_Your instructions_
Below are some records. Pull every line that contains the word "pour".

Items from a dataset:
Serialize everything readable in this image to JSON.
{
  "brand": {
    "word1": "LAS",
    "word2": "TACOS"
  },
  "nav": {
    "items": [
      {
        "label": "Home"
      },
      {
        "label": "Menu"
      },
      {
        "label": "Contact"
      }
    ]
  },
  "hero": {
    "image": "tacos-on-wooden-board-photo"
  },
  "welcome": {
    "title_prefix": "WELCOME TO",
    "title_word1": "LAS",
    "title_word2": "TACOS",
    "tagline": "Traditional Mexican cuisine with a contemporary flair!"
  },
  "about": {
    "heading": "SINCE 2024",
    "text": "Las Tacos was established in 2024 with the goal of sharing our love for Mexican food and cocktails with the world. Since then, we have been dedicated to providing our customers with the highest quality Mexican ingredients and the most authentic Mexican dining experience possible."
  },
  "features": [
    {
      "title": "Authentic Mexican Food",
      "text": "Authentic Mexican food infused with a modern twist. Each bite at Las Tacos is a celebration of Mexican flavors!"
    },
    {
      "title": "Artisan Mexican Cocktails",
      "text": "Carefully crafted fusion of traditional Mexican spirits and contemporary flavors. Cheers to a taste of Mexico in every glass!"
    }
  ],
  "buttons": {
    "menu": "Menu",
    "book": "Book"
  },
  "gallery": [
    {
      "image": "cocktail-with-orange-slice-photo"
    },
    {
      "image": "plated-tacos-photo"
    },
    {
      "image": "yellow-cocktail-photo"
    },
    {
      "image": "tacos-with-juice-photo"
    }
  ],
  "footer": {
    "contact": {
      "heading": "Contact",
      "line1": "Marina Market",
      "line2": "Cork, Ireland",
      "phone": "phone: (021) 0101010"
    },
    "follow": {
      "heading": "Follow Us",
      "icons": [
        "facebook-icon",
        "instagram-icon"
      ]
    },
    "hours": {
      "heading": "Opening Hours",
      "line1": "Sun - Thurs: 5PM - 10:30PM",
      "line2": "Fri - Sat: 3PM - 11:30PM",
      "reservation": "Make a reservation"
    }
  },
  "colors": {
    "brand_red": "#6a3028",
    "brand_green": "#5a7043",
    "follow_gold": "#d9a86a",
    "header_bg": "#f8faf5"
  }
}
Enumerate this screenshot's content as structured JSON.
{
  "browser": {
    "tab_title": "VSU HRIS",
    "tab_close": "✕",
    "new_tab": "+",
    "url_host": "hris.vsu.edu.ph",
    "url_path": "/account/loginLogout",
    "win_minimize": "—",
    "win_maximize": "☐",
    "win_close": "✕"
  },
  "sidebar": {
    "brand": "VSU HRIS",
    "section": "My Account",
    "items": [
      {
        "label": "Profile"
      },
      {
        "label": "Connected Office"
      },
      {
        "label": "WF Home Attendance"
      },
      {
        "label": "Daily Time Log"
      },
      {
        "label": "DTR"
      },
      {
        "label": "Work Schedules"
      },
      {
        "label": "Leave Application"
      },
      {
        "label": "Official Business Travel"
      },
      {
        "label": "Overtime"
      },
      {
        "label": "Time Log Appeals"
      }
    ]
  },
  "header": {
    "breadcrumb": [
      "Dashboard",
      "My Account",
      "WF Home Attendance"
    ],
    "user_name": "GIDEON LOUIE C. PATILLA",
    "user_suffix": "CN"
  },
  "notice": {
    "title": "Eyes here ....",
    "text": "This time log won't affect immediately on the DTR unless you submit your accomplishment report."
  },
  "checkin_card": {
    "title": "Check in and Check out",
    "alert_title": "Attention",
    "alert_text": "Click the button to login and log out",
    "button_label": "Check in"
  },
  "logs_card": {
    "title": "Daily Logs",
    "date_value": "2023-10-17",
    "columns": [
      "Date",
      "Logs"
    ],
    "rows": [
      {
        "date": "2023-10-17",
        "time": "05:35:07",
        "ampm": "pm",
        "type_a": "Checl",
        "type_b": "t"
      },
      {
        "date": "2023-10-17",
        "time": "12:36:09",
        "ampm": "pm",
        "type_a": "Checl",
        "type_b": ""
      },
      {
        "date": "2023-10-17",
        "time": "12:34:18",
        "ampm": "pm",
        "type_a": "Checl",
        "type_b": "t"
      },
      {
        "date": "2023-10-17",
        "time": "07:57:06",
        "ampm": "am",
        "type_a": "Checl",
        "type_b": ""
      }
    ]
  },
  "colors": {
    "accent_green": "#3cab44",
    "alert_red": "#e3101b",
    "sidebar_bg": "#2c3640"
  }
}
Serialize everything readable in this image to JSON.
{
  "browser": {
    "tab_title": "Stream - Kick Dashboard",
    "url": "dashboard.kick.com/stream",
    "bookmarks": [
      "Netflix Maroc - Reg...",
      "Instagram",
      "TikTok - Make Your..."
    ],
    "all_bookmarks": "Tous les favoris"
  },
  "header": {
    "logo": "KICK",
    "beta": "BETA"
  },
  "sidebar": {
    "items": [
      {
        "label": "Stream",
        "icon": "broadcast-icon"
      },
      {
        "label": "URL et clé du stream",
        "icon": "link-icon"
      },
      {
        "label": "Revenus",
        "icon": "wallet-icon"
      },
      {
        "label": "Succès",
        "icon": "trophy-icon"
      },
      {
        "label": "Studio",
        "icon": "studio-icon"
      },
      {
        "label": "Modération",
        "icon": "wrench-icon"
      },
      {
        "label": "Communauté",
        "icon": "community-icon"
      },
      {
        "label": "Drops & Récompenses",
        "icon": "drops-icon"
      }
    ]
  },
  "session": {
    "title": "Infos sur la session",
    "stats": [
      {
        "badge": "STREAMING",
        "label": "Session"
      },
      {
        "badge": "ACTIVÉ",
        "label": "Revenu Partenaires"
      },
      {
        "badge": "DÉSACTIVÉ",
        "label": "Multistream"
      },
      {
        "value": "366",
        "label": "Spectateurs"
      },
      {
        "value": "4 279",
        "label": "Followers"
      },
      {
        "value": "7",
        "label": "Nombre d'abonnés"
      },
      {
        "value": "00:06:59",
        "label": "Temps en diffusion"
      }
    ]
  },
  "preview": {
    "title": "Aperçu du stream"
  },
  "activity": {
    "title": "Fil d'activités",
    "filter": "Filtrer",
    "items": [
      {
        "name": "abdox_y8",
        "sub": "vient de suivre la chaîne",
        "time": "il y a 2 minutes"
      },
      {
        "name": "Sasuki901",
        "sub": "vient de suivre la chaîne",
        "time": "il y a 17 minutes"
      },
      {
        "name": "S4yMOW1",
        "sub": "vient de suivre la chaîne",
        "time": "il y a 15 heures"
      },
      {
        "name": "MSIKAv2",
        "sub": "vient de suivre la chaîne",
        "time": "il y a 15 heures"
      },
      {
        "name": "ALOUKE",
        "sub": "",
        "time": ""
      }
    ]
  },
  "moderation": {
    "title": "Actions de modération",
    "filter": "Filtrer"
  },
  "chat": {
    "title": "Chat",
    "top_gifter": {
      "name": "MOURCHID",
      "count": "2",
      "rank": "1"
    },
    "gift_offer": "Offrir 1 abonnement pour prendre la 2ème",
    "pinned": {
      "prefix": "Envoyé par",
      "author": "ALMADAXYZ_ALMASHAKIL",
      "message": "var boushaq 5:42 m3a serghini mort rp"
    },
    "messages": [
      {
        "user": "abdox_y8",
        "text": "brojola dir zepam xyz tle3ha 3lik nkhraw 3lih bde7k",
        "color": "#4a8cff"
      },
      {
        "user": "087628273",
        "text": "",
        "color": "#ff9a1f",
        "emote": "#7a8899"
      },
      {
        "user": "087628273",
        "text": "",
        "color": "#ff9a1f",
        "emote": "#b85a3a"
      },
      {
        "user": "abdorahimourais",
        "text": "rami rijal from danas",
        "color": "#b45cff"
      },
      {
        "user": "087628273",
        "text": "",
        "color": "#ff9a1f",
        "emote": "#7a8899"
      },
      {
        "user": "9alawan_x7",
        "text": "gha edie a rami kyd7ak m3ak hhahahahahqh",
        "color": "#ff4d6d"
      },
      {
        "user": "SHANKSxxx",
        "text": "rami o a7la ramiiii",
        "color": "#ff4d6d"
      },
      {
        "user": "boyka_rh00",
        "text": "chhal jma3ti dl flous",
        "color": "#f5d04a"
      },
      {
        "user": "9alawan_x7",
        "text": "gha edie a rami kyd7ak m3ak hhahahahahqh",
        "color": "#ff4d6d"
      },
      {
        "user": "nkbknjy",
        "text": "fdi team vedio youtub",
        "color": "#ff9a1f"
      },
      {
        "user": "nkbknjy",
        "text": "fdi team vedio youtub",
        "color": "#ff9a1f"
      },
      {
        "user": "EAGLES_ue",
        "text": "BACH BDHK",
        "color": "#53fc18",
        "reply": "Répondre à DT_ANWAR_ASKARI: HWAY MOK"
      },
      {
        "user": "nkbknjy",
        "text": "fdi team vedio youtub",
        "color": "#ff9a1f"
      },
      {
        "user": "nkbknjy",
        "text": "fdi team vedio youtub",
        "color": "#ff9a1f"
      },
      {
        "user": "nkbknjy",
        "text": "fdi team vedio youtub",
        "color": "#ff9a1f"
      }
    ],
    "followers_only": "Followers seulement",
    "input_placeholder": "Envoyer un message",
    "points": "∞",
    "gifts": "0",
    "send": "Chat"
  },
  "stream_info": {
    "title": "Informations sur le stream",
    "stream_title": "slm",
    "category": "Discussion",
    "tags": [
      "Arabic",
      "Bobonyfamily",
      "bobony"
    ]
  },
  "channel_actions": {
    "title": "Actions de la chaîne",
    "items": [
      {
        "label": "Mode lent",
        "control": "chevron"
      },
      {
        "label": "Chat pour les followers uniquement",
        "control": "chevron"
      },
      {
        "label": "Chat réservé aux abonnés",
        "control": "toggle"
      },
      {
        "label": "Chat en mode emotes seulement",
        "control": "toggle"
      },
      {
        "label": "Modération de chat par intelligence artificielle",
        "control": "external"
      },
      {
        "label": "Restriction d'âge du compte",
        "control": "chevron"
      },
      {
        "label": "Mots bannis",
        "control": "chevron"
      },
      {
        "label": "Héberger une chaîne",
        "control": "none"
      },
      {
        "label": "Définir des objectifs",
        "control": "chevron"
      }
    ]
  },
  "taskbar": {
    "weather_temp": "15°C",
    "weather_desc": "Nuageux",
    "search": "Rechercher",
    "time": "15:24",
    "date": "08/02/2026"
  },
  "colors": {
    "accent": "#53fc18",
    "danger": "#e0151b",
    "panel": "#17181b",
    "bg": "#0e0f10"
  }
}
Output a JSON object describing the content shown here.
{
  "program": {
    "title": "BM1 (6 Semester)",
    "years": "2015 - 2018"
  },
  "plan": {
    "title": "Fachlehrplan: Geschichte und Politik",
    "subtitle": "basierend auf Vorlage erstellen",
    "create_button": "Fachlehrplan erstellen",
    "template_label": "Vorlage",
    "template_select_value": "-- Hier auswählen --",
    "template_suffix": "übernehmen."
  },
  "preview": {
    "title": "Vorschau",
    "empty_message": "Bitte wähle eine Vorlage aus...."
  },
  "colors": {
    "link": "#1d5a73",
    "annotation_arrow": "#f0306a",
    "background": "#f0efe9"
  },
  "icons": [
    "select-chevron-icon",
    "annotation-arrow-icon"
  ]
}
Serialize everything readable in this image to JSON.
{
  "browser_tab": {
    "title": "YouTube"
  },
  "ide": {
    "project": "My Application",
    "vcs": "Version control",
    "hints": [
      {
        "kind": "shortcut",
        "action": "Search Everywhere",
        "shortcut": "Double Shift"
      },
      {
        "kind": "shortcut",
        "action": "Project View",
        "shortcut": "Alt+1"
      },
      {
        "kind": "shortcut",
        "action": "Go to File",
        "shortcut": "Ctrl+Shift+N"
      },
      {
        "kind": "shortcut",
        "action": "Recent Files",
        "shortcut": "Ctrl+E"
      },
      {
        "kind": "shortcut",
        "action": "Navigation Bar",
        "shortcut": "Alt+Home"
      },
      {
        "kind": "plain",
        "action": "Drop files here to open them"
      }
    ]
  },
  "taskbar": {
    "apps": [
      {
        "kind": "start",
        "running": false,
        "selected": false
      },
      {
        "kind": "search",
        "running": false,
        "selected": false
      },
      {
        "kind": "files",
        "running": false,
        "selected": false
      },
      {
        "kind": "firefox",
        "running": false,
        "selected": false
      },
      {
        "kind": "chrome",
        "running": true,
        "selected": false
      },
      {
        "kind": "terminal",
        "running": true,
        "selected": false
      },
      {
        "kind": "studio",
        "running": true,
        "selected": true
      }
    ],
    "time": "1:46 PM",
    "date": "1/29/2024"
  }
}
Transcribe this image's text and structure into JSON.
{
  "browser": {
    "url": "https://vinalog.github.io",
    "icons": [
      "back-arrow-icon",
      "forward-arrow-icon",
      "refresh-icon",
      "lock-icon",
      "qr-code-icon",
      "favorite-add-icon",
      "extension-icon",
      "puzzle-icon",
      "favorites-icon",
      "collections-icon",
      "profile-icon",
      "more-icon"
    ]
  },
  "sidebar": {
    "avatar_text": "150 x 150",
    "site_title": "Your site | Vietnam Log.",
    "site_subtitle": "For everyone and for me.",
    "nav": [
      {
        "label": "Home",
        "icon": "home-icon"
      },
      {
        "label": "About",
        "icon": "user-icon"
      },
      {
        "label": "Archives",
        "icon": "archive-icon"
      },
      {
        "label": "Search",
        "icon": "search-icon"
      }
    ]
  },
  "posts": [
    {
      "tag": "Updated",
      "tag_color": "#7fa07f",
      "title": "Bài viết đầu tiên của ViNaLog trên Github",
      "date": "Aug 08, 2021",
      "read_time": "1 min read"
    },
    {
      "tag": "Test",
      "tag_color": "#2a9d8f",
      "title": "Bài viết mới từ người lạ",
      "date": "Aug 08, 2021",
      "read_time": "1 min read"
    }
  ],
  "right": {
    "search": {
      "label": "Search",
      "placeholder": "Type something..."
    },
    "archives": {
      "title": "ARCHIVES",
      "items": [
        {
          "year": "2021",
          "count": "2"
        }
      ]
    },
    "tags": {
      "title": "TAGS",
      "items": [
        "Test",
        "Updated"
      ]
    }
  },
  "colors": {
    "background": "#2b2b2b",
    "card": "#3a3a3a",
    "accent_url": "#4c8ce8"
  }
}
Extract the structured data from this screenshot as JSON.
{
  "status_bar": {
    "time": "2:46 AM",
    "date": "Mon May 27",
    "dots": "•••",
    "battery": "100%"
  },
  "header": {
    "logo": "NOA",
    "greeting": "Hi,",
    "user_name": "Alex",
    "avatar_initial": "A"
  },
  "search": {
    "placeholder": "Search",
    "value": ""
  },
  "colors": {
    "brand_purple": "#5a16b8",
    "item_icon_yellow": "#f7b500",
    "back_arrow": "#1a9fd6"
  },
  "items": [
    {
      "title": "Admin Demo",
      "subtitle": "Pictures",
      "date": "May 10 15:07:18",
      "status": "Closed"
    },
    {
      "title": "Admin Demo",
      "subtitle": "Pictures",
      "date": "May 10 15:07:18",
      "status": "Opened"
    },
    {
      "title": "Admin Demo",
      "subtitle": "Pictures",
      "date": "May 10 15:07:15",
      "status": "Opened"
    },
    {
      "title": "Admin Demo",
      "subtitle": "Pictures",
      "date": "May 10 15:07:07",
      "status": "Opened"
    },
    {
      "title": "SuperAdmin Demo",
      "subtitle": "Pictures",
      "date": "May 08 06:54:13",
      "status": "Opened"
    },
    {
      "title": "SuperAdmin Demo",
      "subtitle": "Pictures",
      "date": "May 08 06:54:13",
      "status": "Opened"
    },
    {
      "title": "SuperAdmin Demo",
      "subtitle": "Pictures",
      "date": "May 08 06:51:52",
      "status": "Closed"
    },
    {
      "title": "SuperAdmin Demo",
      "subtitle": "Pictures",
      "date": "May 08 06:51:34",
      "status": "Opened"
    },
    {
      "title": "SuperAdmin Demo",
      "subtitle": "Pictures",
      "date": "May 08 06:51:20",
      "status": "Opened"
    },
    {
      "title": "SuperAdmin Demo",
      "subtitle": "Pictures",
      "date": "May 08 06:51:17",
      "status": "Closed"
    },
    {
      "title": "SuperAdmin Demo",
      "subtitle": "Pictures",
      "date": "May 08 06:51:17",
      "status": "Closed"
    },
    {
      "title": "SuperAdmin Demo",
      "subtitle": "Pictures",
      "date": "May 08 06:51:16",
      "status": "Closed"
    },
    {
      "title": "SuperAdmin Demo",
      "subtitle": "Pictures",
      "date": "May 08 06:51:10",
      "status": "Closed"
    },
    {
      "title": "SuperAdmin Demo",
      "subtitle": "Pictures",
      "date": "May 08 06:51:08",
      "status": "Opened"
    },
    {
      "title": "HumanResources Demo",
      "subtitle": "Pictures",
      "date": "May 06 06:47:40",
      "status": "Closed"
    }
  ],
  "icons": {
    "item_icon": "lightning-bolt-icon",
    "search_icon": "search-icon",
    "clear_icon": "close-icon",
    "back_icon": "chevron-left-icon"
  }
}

_Output_
    "gift_offer": "Offrir 1 abonnement pour prendre la 2ème",
        "label": "Chat pour les followers uniquement",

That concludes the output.